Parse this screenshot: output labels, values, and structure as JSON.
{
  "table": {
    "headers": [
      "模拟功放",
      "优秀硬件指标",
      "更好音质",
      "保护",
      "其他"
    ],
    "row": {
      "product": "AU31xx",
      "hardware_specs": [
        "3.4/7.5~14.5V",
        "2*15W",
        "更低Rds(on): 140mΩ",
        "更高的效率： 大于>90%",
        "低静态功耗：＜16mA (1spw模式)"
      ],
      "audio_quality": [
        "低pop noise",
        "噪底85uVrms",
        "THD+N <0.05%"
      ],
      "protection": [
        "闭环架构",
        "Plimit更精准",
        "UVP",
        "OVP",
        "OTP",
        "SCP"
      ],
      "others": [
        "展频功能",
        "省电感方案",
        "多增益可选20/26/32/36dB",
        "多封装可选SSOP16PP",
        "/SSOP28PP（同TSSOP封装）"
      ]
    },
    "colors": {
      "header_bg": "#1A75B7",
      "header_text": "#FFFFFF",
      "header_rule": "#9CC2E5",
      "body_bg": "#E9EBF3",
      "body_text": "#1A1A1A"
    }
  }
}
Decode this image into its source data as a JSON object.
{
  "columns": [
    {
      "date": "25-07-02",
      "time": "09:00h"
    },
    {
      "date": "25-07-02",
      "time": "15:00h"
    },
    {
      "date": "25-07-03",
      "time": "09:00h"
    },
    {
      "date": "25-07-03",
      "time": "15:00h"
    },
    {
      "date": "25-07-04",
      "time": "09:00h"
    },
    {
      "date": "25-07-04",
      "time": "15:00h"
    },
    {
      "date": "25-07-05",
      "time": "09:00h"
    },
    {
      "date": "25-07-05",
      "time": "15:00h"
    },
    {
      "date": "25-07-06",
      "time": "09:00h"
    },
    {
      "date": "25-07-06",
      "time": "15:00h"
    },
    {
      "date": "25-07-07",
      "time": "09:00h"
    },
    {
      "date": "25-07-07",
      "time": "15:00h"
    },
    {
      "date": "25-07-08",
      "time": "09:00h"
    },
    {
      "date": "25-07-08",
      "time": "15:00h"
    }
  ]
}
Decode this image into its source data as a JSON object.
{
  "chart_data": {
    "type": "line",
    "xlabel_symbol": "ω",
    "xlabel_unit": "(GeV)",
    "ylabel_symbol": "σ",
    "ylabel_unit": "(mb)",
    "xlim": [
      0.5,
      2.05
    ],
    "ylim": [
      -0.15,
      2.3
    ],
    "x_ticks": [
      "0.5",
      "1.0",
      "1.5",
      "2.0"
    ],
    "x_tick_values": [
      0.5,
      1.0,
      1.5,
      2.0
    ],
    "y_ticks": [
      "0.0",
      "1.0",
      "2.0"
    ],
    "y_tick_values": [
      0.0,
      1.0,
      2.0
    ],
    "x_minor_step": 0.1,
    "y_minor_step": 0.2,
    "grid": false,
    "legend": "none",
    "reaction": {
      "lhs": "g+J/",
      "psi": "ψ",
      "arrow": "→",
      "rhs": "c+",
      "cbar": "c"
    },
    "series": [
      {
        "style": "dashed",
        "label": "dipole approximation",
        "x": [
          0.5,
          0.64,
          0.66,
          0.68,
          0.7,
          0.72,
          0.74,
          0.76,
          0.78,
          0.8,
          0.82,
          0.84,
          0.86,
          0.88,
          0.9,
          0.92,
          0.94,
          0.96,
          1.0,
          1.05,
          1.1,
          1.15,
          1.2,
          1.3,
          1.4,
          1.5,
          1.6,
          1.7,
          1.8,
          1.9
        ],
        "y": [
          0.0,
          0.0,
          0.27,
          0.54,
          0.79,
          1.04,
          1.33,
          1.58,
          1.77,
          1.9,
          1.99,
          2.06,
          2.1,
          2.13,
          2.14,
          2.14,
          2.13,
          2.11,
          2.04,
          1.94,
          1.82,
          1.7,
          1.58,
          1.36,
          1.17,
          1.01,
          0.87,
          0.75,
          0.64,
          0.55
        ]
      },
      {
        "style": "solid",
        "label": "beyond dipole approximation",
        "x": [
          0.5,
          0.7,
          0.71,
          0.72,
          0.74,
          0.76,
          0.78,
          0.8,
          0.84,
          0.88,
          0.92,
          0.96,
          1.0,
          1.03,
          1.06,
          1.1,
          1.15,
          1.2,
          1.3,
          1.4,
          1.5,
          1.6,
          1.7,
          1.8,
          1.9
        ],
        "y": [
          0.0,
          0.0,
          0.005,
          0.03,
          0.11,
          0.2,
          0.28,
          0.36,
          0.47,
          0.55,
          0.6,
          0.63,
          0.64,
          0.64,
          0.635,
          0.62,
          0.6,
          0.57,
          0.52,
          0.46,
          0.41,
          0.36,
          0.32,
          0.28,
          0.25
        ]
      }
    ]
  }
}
......
__Stated task__
The records above should be returned exactly.

__Reply to the task__
Parse this screenshot: output labels, values, and structure as JSON.
{
  "table": {
    "headers": [
      "模拟功放",
      "优秀硬件指标",
      "更好音质",
      "保护",
      "其他"
    ],
    "row": {
      "product": "AU31xx",
      "hardware_specs": [
        "3.4/7.5~14.5V",
        "2*15W",
        "更低Rds(on): 140mΩ",
        "更高的效率： 大于>90%",
        "低静态功耗：＜16mA (1spw模式)"
      ],
      "audio_quality": [
        "低pop noise",
        "噪底85uVrms",
        "THD+N <0.05%"
      ],
      "protection": [
        "闭环架构",
        "Plimit更精准",
        "UVP",
        "OVP",
        "OTP",
        "SCP"
      ],
      "others": [
        "展频功能",
        "省电感方案",
        "多增益可选20/26/32/36dB",
        "多封装可选SSOP16PP",
        "/SSOP28PP（同TSSOP封装）"
      ]
    },
    "colors": {
      "header_bg": "#1A75B7",
      "header_text": "#FFFFFF",
      "header_rule": "#9CC2E5",
      "body_bg": "#E9EBF3",
      "body_text": "#1A1A1A"
    }
  }
}
Decode this image into its source data as a JSON object.
{
  "columns": [
    {
      "date": "25-07-02",
      "time": "09:00h"
    },
    {
      "date": "25-07-02",
      "time": "15:00h"
    },
    {
      "date": "25-07-03",
      "time": "09:00h"
    },
    {
      "date": "25-07-03",
      "time": "15:00h"
    },
    {
      "date": "25-07-04",
      "time": "09:00h"
    },
    {
      "date": "25-07-04",
      "time": "15:00h"
    },
    {
      "date": "25-07-05",
      "time": "09:00h"
    },
    {
      "date": "25-07-05",
      "time": "15:00h"
    },
    {
      "date": "25-07-06",
      "time": "09:00h"
    },
    {
      "date": "25-07-06",
      "time": "15:00h"
    },
    {
      "date": "25-07-07",
      "time": "09:00h"
    },
    {
      "date": "25-07-07",
      "time": "15:00h"
    },
    {
      "date": "25-07-08",
      "time": "09:00h"
    },
    {
      "date": "25-07-08",
      "time": "15:00h"
    }
  ]
}
Decode this image into its source data as a JSON object.
{
  "chart_data": {
    "type": "line",
    "xlabel_symbol": "ω",
    "xlabel_unit": "(GeV)",
    "ylabel_symbol": "σ",
    "ylabel_unit": "(mb)",
    "xlim": [
      0.5,
      2.05
    ],
    "ylim": [
      -0.15,
      2.3
    ],
    "x_ticks": [
      "0.5",
      "1.0",
      "1.5",
      "2.0"
    ],
    "x_tick_values": [
      0.5,
      1.0,
      1.5,
      2.0
    ],
    "y_ticks": [
      "0.0",
      "1.0",
      "2.0"
    ],
    "y_tick_values": [
      0.0,
      1.0,
      2.0
    ],
    "x_minor_step": 0.1,
    "y_minor_step": 0.2,
    "grid": false,
    "legend": "none",
    "reaction": {
      "lhs": "g+J/",
      "psi": "ψ",
      "arrow": "→",
      "rhs": "c+",
      "cbar": "c"
    },
    "series": [
      {
        "style": "dashed",
        "label": "dipole approximation",
        "x": [
          0.5,
          0.64,
          0.66,
          0.68,
          0.7,
          0.72,
          0.74,
          0.76,
          0.78,
          0.8,
          0.82,
          0.84,
          0.86,
          0.88,
          0.9,
          0.92,
          0.94,
          0.96,
          1.0,
          1.05,
          1.1,
          1.15,
          1.2,
          1.3,
          1.4,
          1.5,
          1.6,
          1.7,
          1.8,
          1.9
        ],
        "y": [
          0.0,
          0.0,
          0.27,
          0.54,
          0.79,
          1.04,
          1.33,
          1.58,
          1.77,
          1.9,
          1.99,
          2.06,
          2.1,
          2.13,
          2.14,
          2.14,
          2.13,
          2.11,
          2.04,
          1.94,
          1.82,
          1.7,
          1.58,
          1.36,
          1.17,
          1.01,
          0.87,
          0.75,
          0.64,
          0.55
        ]
      },
      {
        "style": "solid",
        "label": "beyond dipole approximation",
        "x": [
          0.5,
          0.7,
          0.71,
          0.72,
          0.74,
          0.76,
          0.78,
          0.8,
          0.84,
          0.88,
          0.92,
          0.96,
          1.0,
          1.03,
          1.06,
          1.1,
          1.15,
          1.2,
          1.3,
          1.4,
          1.5,
          1.6,
          1.7,
          1.8,
          1.9
        ],
        "y": [
          0.0,
          0.0,
          0.005,
          0.03,
          0.11,
          0.2,
          0.28,
          0.36,
          0.47,
          0.55,
          0.6,
          0.63,
          0.64,
          0.64,
          0.635,
          0.62,
          0.6,
          0.57,
          0.52,
          0.46,
          0.41,
          0.36,
          0.32,
          0.28,
          0.25
        ]
      }
    ]
  }
}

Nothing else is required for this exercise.